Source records

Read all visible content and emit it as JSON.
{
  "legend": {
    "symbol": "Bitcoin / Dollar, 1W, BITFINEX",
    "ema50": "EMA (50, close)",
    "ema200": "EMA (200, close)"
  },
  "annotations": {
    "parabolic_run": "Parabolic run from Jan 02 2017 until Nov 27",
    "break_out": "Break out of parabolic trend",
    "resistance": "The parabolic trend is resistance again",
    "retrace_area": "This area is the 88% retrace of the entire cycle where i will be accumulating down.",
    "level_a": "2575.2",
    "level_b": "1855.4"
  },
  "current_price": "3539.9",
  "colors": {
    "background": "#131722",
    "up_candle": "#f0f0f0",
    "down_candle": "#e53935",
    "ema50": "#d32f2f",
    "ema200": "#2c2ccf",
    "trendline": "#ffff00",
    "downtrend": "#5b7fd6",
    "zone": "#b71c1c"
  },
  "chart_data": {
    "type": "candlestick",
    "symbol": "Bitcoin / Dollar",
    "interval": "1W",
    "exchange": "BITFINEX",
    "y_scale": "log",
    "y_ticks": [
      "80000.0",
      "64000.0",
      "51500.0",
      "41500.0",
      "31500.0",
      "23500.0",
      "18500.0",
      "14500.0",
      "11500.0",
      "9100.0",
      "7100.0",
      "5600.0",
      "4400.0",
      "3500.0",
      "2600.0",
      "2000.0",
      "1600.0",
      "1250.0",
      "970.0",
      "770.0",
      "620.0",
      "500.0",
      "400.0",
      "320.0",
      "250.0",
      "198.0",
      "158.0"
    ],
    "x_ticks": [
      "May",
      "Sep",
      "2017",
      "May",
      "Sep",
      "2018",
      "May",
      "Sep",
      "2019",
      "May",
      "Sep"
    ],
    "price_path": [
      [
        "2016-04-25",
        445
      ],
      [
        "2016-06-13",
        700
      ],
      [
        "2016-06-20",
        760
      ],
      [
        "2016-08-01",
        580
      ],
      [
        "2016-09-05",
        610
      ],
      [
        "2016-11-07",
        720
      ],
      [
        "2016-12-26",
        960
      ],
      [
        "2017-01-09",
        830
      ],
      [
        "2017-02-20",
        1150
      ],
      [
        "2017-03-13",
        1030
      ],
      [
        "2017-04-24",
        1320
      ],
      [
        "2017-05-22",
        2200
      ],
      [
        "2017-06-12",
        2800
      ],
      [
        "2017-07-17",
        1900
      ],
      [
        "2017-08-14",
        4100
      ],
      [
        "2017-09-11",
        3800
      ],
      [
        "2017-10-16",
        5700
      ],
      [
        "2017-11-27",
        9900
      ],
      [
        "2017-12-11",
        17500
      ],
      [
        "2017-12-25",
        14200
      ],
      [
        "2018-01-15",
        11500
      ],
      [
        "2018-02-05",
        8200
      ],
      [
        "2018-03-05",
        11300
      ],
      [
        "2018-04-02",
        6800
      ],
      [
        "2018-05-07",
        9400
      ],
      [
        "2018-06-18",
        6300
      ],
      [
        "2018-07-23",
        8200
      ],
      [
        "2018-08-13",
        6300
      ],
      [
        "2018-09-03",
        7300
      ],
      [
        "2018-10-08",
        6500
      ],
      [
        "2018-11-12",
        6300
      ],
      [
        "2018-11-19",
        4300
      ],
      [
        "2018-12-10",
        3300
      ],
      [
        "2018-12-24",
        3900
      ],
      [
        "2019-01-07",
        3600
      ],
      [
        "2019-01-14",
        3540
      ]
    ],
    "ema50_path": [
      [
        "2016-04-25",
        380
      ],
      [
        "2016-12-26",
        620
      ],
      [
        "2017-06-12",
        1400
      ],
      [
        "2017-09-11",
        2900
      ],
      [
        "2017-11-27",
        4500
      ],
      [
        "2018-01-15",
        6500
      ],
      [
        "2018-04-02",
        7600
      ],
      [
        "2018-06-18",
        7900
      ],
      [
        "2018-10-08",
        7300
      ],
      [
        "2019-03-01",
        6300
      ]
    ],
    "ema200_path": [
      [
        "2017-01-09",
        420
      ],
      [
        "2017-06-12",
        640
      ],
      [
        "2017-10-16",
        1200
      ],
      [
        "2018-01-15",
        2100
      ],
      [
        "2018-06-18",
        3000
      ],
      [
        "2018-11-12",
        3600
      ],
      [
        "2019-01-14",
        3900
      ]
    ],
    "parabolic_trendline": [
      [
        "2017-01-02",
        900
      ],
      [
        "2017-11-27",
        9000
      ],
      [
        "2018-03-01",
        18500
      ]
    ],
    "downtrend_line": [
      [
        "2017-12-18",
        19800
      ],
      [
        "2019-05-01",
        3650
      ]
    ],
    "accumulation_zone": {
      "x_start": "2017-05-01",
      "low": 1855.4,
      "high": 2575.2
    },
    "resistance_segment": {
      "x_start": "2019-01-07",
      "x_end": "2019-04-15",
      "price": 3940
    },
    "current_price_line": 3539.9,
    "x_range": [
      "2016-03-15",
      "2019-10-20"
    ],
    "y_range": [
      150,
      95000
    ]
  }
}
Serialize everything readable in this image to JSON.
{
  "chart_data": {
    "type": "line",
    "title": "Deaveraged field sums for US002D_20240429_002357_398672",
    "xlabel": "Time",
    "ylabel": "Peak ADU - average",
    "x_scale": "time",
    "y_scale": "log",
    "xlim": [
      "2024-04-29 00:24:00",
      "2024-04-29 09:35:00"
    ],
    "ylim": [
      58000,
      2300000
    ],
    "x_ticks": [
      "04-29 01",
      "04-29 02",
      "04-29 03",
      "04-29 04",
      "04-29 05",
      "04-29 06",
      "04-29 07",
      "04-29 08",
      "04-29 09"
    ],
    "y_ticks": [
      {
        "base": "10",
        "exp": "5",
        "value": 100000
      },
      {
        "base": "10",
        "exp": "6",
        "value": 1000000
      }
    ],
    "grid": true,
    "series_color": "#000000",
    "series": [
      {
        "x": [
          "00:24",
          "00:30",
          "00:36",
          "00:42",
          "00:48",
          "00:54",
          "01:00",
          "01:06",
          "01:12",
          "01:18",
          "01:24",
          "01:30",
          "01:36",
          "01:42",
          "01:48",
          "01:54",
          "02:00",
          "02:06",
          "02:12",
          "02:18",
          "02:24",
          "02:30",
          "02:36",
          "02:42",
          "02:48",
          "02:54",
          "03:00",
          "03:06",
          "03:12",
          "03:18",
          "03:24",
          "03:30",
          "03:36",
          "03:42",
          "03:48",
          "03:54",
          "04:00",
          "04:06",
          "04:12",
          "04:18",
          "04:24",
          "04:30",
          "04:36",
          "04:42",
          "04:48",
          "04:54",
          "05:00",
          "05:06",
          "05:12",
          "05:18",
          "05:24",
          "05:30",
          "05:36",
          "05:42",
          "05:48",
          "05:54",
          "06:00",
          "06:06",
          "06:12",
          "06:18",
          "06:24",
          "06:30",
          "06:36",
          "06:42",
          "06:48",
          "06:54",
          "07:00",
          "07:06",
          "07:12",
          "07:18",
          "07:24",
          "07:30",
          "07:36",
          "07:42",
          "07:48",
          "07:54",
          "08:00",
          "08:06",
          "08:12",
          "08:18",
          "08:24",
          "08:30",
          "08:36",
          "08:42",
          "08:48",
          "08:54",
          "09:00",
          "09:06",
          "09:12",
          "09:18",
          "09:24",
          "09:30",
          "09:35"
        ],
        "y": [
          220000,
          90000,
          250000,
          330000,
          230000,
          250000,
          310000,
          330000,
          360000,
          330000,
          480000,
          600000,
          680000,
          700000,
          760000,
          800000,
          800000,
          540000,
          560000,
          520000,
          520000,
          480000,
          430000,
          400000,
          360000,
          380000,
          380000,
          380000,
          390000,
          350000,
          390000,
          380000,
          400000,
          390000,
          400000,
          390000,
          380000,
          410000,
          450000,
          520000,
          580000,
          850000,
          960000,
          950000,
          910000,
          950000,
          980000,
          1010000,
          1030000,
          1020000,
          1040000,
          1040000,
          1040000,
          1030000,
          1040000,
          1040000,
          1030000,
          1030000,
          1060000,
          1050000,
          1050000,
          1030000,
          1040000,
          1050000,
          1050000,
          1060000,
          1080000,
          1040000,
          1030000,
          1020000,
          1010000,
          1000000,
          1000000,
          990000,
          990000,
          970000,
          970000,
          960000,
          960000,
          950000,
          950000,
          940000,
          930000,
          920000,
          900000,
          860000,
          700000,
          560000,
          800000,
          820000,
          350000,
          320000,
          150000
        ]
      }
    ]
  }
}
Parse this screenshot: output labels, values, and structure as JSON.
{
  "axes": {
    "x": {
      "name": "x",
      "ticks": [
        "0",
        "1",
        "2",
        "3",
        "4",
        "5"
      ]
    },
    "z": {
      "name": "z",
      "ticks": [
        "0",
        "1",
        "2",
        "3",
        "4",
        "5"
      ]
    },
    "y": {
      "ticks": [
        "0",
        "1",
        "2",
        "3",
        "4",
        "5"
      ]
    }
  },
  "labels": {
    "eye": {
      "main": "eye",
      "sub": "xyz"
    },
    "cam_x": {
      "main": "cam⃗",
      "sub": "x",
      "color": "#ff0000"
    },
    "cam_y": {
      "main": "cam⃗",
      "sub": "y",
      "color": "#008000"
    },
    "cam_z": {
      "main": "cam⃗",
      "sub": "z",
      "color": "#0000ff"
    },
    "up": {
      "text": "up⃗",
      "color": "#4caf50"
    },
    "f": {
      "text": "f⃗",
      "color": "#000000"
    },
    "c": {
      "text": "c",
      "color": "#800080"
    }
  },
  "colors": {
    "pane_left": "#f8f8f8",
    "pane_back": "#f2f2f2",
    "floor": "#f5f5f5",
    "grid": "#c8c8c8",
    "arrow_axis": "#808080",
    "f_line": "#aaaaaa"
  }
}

GIVEN INSTRUCTION >> Exactly reproduce the lines from the one containing "Parse this screenshot: output" through the end of the records, and only those lines.

CORRECT ANSWER >>
Parse this screenshot: output labels, values, and structure as JSON.
{
  "axes": {
    "x": {
      "name": "x",
      "ticks": [
        "0",
        "1",
        "2",
        "3",
        "4",
        "5"
      ]
    },
    "z": {
      "name": "z",
      "ticks": [
        "0",
        "1",
        "2",
        "3",
        "4",
        "5"
      ]
    },
    "y": {
      "ticks": [
        "0",
        "1",
        "2",
        "3",
        "4",
        "5"
      ]
    }
  },
  "labels": {
    "eye": {
      "main": "eye",
      "sub": "xyz"
    },
    "cam_x": {
      "main": "cam⃗",
      "sub": "x",
      "color": "#ff0000"
    },
    "cam_y": {
      "main": "cam⃗",
      "sub": "y",
      "color": "#008000"
    },
    "cam_z": {
      "main": "cam⃗",
      "sub": "z",
      "color": "#0000ff"
    },
    "up": {
      "text": "up⃗",
      "color": "#4caf50"
    },
    "f": {
      "text": "f⃗",
      "color": "#000000"
    },
    "c": {
      "text": "c",
      "color": "#800080"
    }
  },
  "colors": {
    "pane_left": "#f8f8f8",
    "pane_back": "#f2f2f2",
    "floor": "#f5f5f5",
    "grid": "#c8c8c8",
    "arrow_axis": "#808080",
    "f_line": "#aaaaaa"
  }
}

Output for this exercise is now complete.